------ PROVIDED DATA ------

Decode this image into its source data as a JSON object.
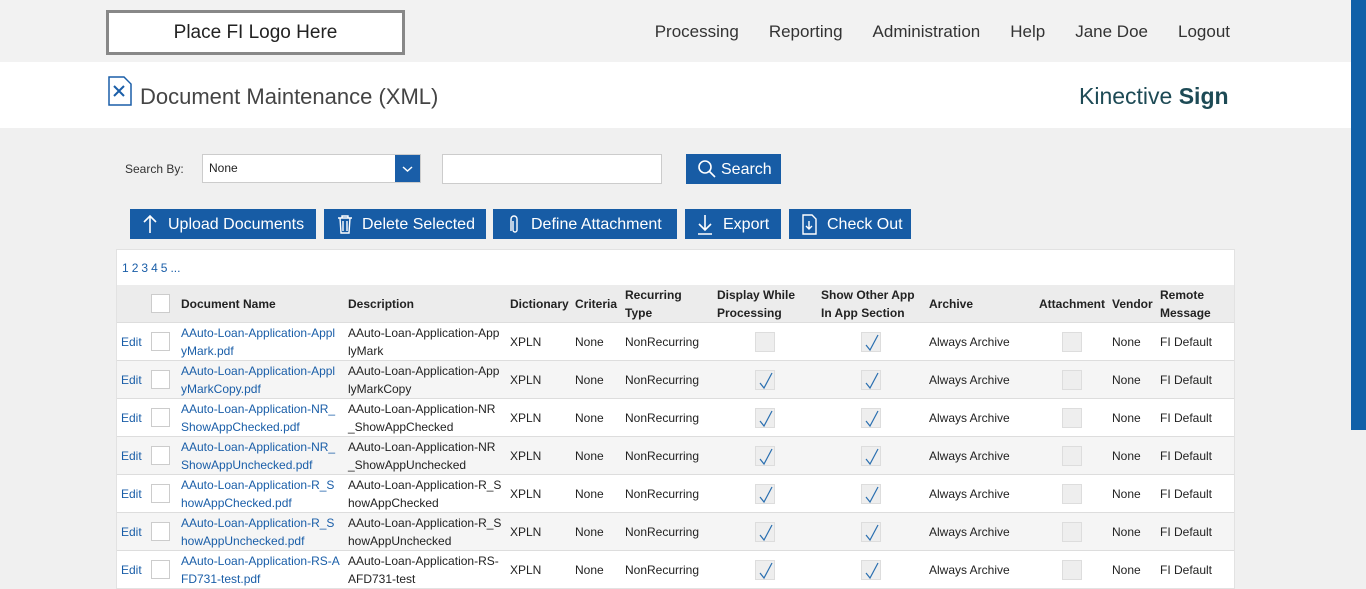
{
  "header": {
    "logo": "Place FI Logo Here",
    "nav": [
      "Processing",
      "Reporting",
      "Administration",
      "Help",
      "Jane Doe",
      "Logout"
    ]
  },
  "title_bar": {
    "title": "Document Maintenance (XML)",
    "brand_light": "Kinective",
    "brand_bold": "Sign"
  },
  "search": {
    "label": "Search By:",
    "select_value": "None",
    "button": "Search"
  },
  "toolbar": [
    "Upload Documents",
    "Delete Selected",
    "Define Attachment",
    "Export",
    "Check Out"
  ],
  "pagination": [
    "1",
    "2",
    "3",
    "4",
    "5",
    "..."
  ],
  "table": {
    "headers": [
      "Document Name",
      "Description",
      "Dictionary",
      "Criteria",
      "Recurring Type",
      "Display While Processing",
      "Show Other App In App Section",
      "Archive",
      "Attachment",
      "Vendor",
      "Remote Message"
    ],
    "rows": [
      {
        "edit": "Edit",
        "name": "AAuto-Loan-Application-ApplyMark.pdf",
        "description": "AAuto-Loan-Application-ApplyMark",
        "dictionary": "XPLN",
        "criteria": "None",
        "recurring": "NonRecurring",
        "display": false,
        "show_other": true,
        "archive": "Always Archive",
        "attachment": false,
        "vendor": "None",
        "remote": "FI Default"
      },
      {
        "edit": "Edit",
        "name": "AAuto-Loan-Application-ApplyMarkCopy.pdf",
        "description": "AAuto-Loan-Application-ApplyMarkCopy",
        "dictionary": "XPLN",
        "criteria": "None",
        "recurring": "NonRecurring",
        "display": true,
        "show_other": true,
        "archive": "Always Archive",
        "attachment": false,
        "vendor": "None",
        "remote": "FI Default"
      },
      {
        "edit": "Edit",
        "name": "AAuto-Loan-Application-NR_ShowAppChecked.pdf",
        "description": "AAuto-Loan-Application-NR_ShowAppChecked",
        "dictionary": "XPLN",
        "criteria": "None",
        "recurring": "NonRecurring",
        "display": true,
        "show_other": true,
        "archive": "Always Archive",
        "attachment": false,
        "vendor": "None",
        "remote": "FI Default"
      },
      {
        "edit": "Edit",
        "name": "AAuto-Loan-Application-NR_ShowAppUnchecked.pdf",
        "description": "AAuto-Loan-Application-NR_ShowAppUnchecked",
        "dictionary": "XPLN",
        "criteria": "None",
        "recurring": "NonRecurring",
        "display": true,
        "show_other": true,
        "archive": "Always Archive",
        "attachment": false,
        "vendor": "None",
        "remote": "FI Default"
      },
      {
        "edit": "Edit",
        "name": "AAuto-Loan-Application-R_ShowAppChecked.pdf",
        "description": "AAuto-Loan-Application-R_ShowAppChecked",
        "dictionary": "XPLN",
        "criteria": "None",
        "recurring": "NonRecurring",
        "display": true,
        "show_other": true,
        "archive": "Always Archive",
        "attachment": false,
        "vendor": "None",
        "remote": "FI Default"
      },
      {
        "edit": "Edit",
        "name": "AAuto-Loan-Application-R_ShowAppUnchecked.pdf",
        "description": "AAuto-Loan-Application-R_ShowAppUnchecked",
        "dictionary": "XPLN",
        "criteria": "None",
        "recurring": "NonRecurring",
        "display": true,
        "show_other": true,
        "archive": "Always Archive",
        "attachment": false,
        "vendor": "None",
        "remote": "FI Default"
      },
      {
        "edit": "Edit",
        "name": "AAuto-Loan-Application-RS-AFD731-test.pdf",
        "description": "AAuto-Loan-Application-RS-AFD731-test",
        "dictionary": "XPLN",
        "criteria": "None",
        "recurring": "NonRecurring",
        "display": true,
        "show_other": true,
        "archive": "Always Archive",
        "attachment": false,
        "vendor": "None",
        "remote": "FI Default"
      }
    ]
  }
}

------

Using the data above, write out every line exactly, leaving the images behind.

■ SOLUTION
Decode this image into its source data as a JSON object.
{
  "header": {
    "logo": "Place FI Logo Here",
    "nav": [
      "Processing",
      "Reporting",
      "Administration",
      "Help",
      "Jane Doe",
      "Logout"
    ]
  },
  "title_bar": {
    "title": "Document Maintenance (XML)",
    "brand_light": "Kinective",
    "brand_bold": "Sign"
  },
  "search": {
    "label": "Search By:",
    "select_value": "None",
    "button": "Search"
  },
  "toolbar": [
    "Upload Documents",
    "Delete Selected",
    "Define Attachment",
    "Export",
    "Check Out"
  ],
  "pagination": [
    "1",
    "2",
    "3",
    "4",
    "5",
    "..."
  ],
  "table": {
    "headers": [
      "Document Name",
      "Description",
      "Dictionary",
      "Criteria",
      "Recurring Type",
      "Display While Processing",
      "Show Other App In App Section",
      "Archive",
      "Attachment",
      "Vendor",
      "Remote Message"
    ],
    "rows": [
      {
        "edit": "Edit",
        "name": "AAuto-Loan-Application-ApplyMark.pdf",
        "description": "AAuto-Loan-Application-ApplyMark",
        "dictionary": "XPLN",
        "criteria": "None",
        "recurring": "NonRecurring",
        "display": false,
        "show_other": true,
        "archive": "Always Archive",
        "attachment": false,
        "vendor": "None",
        "remote": "FI Default"
      },
      {
        "edit": "Edit",
        "name": "AAuto-Loan-Application-ApplyMarkCopy.pdf",
        "description": "AAuto-Loan-Application-ApplyMarkCopy",
        "dictionary": "XPLN",
        "criteria": "None",
        "recurring": "NonRecurring",
        "display": true,
        "show_other": true,
        "archive": "Always Archive",
        "attachment": false,
        "vendor": "None",
        "remote": "FI Default"
      },
      {
        "edit": "Edit",
        "name": "AAuto-Loan-Application-NR_ShowAppChecked.pdf",
        "description": "AAuto-Loan-Application-NR_ShowAppChecked",
        "dictionary": "XPLN",
        "criteria": "None",
        "recurring": "NonRecurring",
        "display": true,
        "show_other": true,
        "archive": "Always Archive",
        "attachment": false,
        "vendor": "None",
        "remote": "FI Default"
      },
      {
        "edit": "Edit",
        "name": "AAuto-Loan-Application-NR_ShowAppUnchecked.pdf",
        "description": "AAuto-Loan-Application-NR_ShowAppUnchecked",
        "dictionary": "XPLN",
        "criteria": "None",
        "recurring": "NonRecurring",
        "display": true,
        "show_other": true,
        "archive": "Always Archive",
        "attachment": false,
        "vendor": "None",
        "remote": "FI Default"
      },
      {
        "edit": "Edit",
        "name": "AAuto-Loan-Application-R_ShowAppChecked.pdf",
        "description": "AAuto-Loan-Application-R_ShowAppChecked",
        "dictionary": "XPLN",
        "criteria": "None",
        "recurring": "NonRecurring",
        "display": true,
        "show_other": true,
        "archive": "Always Archive",
        "attachment": false,
        "vendor": "None",
        "remote": "FI Default"
      },
      {
        "edit": "Edit",
        "name": "AAuto-Loan-Application-R_ShowAppUnchecked.pdf",
        "description": "AAuto-Loan-Application-R_ShowAppUnchecked",
        "dictionary": "XPLN",
        "criteria": "None",
        "recurring": "NonRecurring",
        "display": true,
        "show_other": true,
        "archive": "Always Archive",
        "attachment": false,
        "vendor": "None",
        "remote": "FI Default"
      },
      {
        "edit": "Edit",
        "name": "AAuto-Loan-Application-RS-AFD731-test.pdf",
        "description": "AAuto-Loan-Application-RS-AFD731-test",
        "dictionary": "XPLN",
        "criteria": "None",
        "recurring": "NonRecurring",
        "display": true,
        "show_other": true,
        "archive": "Always Archive",
        "attachment": false,
        "vendor": "None",
        "remote": "FI Default"
      }
    ]
  }
}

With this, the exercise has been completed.